読解用抜粋 ->

■ ■ ■ ■ ■ ■ ■

左の写真は、2014年10月13日付の読売新聞・ 大阪版の朝刊に掲載されていたものである。
戦後最悪の火山災害となった御嶽山の噴火で、行方が分からなくなった7名の捜索をしている隊員たちの姿である。写真の説明では、自衛隊、警察官、消防隊員らで構成された合同捜索隊とあった。
隊員たちの頭上には、今にも落ちて来そうな大岩が、かろうじて留まっているように見える。
いつ命を落としてもおかしくない過酷な状況の中、自らの危険をかえりみず、黙々と捜索活動に携わる方々に、私は畏敬の念を抱かずにはいられなかった。
それと同時に「仕事とは、人にとってどういう存在なのだろう?」と疑問が湧いた。
ここ数日、エボラ患者の治療にあたっていた医師や看護師がエボラに感染したというニュースが次々と入って来た。まさに命がけの現場である。
誰だって、そんな危険な仕事をしたくないだろう。
しかし「誰かがやらねば」という使命感、責任感から、本心では恐ろしくても逃げ出さずに職務を遂行し、社会に貢献している人たちが沢山いる。
日本からも女性の看護師が1名、西アフリカに派遣された。
そのかたが「防護服を着ていても、患者の血液や嘔吐物に触れたときは、緊張したし恐怖を感じた」と仰っているのを新聞で見た。
またエボラ患者の遺体を埋葬する仕事についている現地住民の男性は、TVのインタビューに「感染対策が万全ではなく不安だが、自分の国を守るために自ら志願してやっている」と答えていた。
多くの人たちの「仕事をする理由」は、お金を稼ぐ為であろう。
しかし、お金を稼ぐために、自らの身の危険を冒せるか?と問われると「NO」と答える人がほとんどだろう。

■ ■ ■ ■ ■ ■ ■

提供資料 ->
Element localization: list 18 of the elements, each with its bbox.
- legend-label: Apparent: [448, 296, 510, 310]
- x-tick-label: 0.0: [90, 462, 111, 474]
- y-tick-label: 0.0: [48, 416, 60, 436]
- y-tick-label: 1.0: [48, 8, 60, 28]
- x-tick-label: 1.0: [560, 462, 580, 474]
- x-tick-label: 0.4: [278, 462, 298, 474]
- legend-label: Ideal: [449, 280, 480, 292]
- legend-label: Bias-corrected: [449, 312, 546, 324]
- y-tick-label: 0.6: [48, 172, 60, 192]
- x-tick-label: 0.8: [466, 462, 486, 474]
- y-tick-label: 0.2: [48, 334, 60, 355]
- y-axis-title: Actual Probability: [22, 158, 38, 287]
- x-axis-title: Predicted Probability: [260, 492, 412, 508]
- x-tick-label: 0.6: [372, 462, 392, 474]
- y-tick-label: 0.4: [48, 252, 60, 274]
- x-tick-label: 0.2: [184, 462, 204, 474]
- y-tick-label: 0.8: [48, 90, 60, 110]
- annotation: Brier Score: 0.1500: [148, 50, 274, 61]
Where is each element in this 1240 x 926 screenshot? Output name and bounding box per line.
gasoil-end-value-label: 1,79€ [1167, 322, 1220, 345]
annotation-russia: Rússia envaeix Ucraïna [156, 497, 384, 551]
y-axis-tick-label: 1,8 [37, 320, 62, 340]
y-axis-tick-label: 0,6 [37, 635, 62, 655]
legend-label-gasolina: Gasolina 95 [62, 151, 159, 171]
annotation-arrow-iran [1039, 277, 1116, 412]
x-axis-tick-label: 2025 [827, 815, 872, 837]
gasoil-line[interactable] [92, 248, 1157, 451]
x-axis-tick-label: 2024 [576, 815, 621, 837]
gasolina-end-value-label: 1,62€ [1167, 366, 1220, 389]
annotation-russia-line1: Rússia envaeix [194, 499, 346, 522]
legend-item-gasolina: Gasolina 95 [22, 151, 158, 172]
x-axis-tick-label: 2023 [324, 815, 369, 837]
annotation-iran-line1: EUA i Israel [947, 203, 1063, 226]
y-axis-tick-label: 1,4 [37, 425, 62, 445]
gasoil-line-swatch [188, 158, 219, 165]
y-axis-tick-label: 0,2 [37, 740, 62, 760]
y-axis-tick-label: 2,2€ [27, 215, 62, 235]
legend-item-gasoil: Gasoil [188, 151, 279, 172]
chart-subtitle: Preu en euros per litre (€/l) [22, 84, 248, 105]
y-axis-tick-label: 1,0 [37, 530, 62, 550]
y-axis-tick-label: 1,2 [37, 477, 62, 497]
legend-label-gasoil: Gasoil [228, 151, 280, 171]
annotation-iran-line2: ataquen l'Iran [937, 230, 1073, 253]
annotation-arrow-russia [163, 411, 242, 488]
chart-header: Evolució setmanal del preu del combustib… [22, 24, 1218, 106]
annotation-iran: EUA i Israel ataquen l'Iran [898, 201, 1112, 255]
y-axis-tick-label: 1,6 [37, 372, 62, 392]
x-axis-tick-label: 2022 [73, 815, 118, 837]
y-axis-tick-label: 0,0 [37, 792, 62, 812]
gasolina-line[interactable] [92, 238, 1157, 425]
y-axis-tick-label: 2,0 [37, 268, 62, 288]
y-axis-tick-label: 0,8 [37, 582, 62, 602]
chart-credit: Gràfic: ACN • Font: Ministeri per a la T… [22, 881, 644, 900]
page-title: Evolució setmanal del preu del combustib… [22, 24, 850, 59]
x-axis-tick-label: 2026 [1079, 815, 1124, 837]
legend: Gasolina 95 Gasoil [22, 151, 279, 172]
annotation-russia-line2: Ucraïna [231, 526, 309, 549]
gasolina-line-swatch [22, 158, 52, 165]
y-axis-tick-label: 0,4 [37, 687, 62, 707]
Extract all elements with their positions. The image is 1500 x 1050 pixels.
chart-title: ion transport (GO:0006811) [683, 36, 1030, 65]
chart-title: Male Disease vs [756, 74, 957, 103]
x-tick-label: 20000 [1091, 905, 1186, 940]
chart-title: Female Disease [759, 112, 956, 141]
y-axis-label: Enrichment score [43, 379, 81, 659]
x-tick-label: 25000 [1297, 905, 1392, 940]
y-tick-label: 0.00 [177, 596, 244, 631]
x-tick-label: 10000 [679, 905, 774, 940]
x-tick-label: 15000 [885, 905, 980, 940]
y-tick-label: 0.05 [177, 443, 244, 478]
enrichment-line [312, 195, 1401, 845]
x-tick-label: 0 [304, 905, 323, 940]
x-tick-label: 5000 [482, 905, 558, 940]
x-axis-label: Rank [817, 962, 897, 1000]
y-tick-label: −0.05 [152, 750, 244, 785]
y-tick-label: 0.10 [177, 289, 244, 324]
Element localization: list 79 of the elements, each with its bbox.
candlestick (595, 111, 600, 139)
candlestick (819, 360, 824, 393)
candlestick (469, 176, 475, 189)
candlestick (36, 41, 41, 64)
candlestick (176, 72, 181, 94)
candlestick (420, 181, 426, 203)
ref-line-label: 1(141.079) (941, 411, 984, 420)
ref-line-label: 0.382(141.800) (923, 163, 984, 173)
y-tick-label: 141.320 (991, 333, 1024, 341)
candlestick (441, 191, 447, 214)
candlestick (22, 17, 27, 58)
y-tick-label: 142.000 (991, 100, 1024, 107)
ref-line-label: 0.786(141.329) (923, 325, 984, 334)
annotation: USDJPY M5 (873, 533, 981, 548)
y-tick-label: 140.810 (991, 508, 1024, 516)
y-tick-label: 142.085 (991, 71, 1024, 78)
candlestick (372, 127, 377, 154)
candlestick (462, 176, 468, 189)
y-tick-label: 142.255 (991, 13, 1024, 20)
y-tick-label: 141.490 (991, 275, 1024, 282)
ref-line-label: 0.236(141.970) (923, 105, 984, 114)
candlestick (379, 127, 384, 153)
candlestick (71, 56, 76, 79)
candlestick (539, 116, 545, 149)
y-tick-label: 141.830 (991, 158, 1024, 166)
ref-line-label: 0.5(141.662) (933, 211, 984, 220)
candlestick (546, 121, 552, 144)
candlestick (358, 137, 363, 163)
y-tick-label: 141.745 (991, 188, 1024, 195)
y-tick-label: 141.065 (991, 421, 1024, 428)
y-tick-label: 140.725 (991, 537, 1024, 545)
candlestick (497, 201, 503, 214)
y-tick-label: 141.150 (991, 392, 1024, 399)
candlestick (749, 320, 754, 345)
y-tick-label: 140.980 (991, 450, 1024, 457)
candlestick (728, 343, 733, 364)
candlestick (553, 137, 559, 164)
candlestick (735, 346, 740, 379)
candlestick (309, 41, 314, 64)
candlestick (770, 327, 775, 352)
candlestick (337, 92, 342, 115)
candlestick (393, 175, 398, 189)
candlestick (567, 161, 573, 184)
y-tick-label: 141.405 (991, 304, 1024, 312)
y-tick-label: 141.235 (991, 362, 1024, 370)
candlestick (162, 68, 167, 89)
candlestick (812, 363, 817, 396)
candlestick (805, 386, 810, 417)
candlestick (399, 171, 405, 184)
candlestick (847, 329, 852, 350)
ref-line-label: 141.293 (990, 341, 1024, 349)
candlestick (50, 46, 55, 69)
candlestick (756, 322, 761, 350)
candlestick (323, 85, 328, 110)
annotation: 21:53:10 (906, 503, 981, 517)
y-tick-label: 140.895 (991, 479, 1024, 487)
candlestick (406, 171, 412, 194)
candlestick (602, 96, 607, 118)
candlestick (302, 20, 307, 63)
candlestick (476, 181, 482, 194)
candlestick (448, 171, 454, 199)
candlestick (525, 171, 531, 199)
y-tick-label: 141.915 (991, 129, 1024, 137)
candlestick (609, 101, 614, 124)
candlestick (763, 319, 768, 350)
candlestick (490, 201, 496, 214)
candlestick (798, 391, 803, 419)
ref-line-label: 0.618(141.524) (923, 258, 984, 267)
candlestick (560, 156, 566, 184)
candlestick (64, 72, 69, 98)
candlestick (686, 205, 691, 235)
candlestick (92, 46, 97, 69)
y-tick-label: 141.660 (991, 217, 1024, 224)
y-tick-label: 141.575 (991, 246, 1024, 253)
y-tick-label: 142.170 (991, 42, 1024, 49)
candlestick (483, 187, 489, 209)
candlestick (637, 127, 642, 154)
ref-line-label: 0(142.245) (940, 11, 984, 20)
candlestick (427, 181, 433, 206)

■ ■ ■ ■ ■ ■ ■

課題内容 -> 命がけの仕事を扱った文章を、最後の文の後から書き継いでください。

回答 ->
命がけで働く人たちにとって仕事とは、「生計を立てる手段として従事する労働」ではなく、もっと次元の違う存在なのであろう。
「人を助けたい」という信念や、「自分には助けられる能力があるのだから、行かなければ」という使命感が、命がけの現場に彼らを向かわせるのではないか。
また職務を全うしなければ!という強い責任感が彼らにはあるのだろう。
仕事を通じて自分は社会へ貢献出来ているという充足感も高いであろう。
彼らのような特別な仕事とは違って、我々のような一般的な仕事の場合、遣り甲斐や使命感そして信念を持って仕事に打ち込むのは、難しいかもしれない。
しかし一人一人に役割(仕事)があり、その役割を誠実に果たすことによって、大小の差はあれど、何らかの形で社会に貢献出来ていると私は信じている。
私には、彼らのような特別なことは、とてもじゃないが出来ない。
私に出来ることは、危険な環境の中で仕事をする方々に感謝しながら、私は私の職務を人生をかけて遂行することだ。